REQUIRED TASKS:
a: From the post on online church services, quote everything from "Studio711.com – Ben" down to "up on a DVD.".
b: The post on online church services lists the polishing steps the writer adds to the recordings. What are all of them?
c: Translate this sentence from the post on online church services into Spanish: "We’re using only the public domain hymns so I’m able to get images of the hymns and display those."

SELECTED PASSAGE:
*** Begin section ***
Studio711.com – Ben Martens

Online Church Services

Pastor, Dave (our main organist) and I have been rapidly figuring out how to put together online church services more efficiently. The first week was Pastor recording from his laptop in his living room but now we’re doing full services recorded at church with multiple camera angles, music, hymns, and liturgy. It’s far from a professional operation and this makes me want to upgrade our gear even more, but we’re certainly doing a lot with what we have available.

Here’s our basic flow for the week:

  • Pastor records the liturgy and children’s sermon. Those get copied to the computer at church and then it slowly uploads it to our Backblaze cloud backup provider so that I can download it. I usually have the files by Wednesday or Thursday. There is an MP4 file from each of the camcorders and the audio from the mics ends up on a DVD.
  • Pastor records the next day and sends those to me the same way.
  • Dave records pre and post service music along with all of the hymns and liturgy. He can get a WAV output file from his organ/computer at home and those files go on Dropbox.
  • As the files come in from Pastor, I strip the audio out of the DVD files, align it with each of the video files and then I align the video files with each other so I can switch camera angles.
  • From there I watch all the video, cut out the spots where Pastor may have done multiple takes, and remove all the points where the cameras are being moved, etc.
  • For the hymns and Dave’s music, I need to have something to display on screen. We’re using only the public domain hymns so I’m able to get images of the hymns and display those.
  • That would be sufficient but I’ve been adding some polish on them as well:
    • Normalize the audio. Speaking is -7dB and organ is -10dB.
    • Run a dialogue processor over Pastor’s audio to try and clean it up a little. Our microphone setup is really basic. It sounds fine in church but on a recording, it’s not great. This helps a tiny amount.
    • Add titles at various points in the service.
    • Sometimes I’ll do a little color correction on the video and I try to rotate it to make sure it’s perfectly aligned.
    • At any point where the viewers are invited to sing along, I started making animated highlights that show what is being sung.
*** End section ***
PROVIDED RECORDS:
*** Begin section ***
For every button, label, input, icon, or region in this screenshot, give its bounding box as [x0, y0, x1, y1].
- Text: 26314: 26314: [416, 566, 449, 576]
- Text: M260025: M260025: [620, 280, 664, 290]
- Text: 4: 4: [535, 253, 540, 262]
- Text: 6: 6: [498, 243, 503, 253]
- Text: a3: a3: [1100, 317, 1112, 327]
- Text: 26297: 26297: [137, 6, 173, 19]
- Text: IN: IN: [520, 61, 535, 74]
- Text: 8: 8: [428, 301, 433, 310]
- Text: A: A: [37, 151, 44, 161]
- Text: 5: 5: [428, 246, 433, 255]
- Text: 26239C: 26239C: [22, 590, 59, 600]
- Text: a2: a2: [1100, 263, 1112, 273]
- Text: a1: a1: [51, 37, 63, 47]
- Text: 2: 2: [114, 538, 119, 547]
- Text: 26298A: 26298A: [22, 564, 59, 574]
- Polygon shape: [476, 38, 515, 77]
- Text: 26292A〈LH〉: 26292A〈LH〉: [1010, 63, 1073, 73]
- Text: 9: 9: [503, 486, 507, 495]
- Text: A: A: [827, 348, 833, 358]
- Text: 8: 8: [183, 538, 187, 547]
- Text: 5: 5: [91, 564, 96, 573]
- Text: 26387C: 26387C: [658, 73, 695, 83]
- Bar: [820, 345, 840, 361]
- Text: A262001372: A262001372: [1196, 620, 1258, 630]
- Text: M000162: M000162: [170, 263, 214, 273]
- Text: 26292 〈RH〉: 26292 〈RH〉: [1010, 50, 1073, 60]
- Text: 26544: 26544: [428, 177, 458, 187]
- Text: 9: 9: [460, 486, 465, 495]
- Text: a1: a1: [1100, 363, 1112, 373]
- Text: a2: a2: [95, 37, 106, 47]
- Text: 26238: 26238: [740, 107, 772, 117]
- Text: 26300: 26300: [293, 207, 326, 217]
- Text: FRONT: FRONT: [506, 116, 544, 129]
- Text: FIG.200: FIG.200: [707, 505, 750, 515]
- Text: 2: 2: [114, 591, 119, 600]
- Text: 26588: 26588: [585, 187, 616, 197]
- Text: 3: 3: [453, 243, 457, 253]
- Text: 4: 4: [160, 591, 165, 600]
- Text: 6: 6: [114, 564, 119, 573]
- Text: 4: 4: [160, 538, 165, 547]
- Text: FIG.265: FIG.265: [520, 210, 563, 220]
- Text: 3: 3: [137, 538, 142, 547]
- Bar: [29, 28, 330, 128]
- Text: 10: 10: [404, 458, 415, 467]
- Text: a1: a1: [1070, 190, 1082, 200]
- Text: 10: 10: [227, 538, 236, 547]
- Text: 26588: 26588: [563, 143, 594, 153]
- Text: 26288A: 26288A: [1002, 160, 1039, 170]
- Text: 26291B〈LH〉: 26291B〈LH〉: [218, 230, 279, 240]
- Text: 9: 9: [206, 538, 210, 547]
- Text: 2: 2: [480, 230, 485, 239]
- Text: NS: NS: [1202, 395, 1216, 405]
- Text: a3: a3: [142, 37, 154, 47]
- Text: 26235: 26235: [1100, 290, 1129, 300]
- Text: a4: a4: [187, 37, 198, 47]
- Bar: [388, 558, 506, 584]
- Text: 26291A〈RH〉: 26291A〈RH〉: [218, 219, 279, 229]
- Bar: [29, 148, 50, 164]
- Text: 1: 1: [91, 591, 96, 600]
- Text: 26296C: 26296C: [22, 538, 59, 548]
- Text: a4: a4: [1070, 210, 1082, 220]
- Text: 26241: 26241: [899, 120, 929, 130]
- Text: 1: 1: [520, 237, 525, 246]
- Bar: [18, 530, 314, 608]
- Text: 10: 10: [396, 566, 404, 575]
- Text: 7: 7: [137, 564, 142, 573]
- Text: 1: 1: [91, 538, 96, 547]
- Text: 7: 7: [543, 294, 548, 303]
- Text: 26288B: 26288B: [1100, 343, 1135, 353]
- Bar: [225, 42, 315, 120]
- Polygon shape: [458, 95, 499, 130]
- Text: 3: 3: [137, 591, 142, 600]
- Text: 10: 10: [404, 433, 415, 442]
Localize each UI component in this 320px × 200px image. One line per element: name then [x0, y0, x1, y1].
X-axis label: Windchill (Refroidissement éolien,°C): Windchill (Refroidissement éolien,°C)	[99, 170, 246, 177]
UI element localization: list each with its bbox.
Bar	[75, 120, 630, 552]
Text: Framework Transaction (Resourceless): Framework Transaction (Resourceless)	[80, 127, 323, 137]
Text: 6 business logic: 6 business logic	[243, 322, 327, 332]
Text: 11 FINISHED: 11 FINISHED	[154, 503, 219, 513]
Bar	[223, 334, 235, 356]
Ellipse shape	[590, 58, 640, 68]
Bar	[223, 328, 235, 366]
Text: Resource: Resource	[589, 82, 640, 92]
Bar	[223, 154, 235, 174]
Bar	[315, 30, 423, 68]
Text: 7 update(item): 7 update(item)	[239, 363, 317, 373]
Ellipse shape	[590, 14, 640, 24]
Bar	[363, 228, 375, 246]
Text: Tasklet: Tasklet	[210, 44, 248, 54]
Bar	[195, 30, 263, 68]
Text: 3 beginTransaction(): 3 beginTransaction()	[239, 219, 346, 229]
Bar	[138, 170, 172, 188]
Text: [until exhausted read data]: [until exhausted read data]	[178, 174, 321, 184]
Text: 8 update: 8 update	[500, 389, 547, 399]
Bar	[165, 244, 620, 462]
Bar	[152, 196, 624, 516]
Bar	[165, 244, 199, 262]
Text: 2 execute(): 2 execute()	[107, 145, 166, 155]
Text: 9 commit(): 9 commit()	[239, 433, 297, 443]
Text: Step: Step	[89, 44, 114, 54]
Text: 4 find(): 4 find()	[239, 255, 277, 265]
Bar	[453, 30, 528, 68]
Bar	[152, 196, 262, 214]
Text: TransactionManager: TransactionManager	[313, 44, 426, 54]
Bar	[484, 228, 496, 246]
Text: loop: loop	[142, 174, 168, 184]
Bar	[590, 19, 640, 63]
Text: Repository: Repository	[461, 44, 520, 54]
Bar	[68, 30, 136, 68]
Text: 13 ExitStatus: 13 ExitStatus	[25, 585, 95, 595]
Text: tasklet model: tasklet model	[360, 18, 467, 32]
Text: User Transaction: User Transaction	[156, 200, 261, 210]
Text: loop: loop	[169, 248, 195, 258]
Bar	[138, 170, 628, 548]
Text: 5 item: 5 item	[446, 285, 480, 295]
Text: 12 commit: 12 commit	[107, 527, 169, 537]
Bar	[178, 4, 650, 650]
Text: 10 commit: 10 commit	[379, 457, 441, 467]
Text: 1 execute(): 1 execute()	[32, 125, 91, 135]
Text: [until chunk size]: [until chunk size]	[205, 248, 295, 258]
*** End section ***
ANSWERS TO THIS EXERCISE:
a:
Studio711.com – Ben Martens

Online Church Services

Pastor, Dave (our main organist) and I have been rapidly figuring out how to put together online church services more efficiently. The first week was Pastor recording from his laptop in his living room but now we’re doing full services recorded at church with multiple camera angles, music, hymns, and liturgy. It’s far from a professional operation and this makes me want to upgrade our gear even more, but we’re certainly doing a lot with what we have available.

Here’s our basic flow for the week:

  • Pastor records the liturgy and children’s sermon. Those get copied to the computer at church and then it slowly uploads it to our Backblaze cloud backup provider so that I can download it. I usually have the files by Wednesday or Thursday. There is an MP4 file from each of the camcorders and the audio from the mics ends up on a DVD.

b:
- Normalizing the audio, with speaking at -7dB and organ at -10dB
- Running a dialogue processor over Pastor's audio to clean it up a little
- Adding titles at various points in the service
- Sometimes doing a little color correction on the video and rotating it so it is perfectly aligned
- Making animated highlights that show what is being sung wherever viewers are invited to sing along

c: Estamos usando solo los himnos de dominio público, así que puedo conseguir imágenes de los himnos y mostrarlas.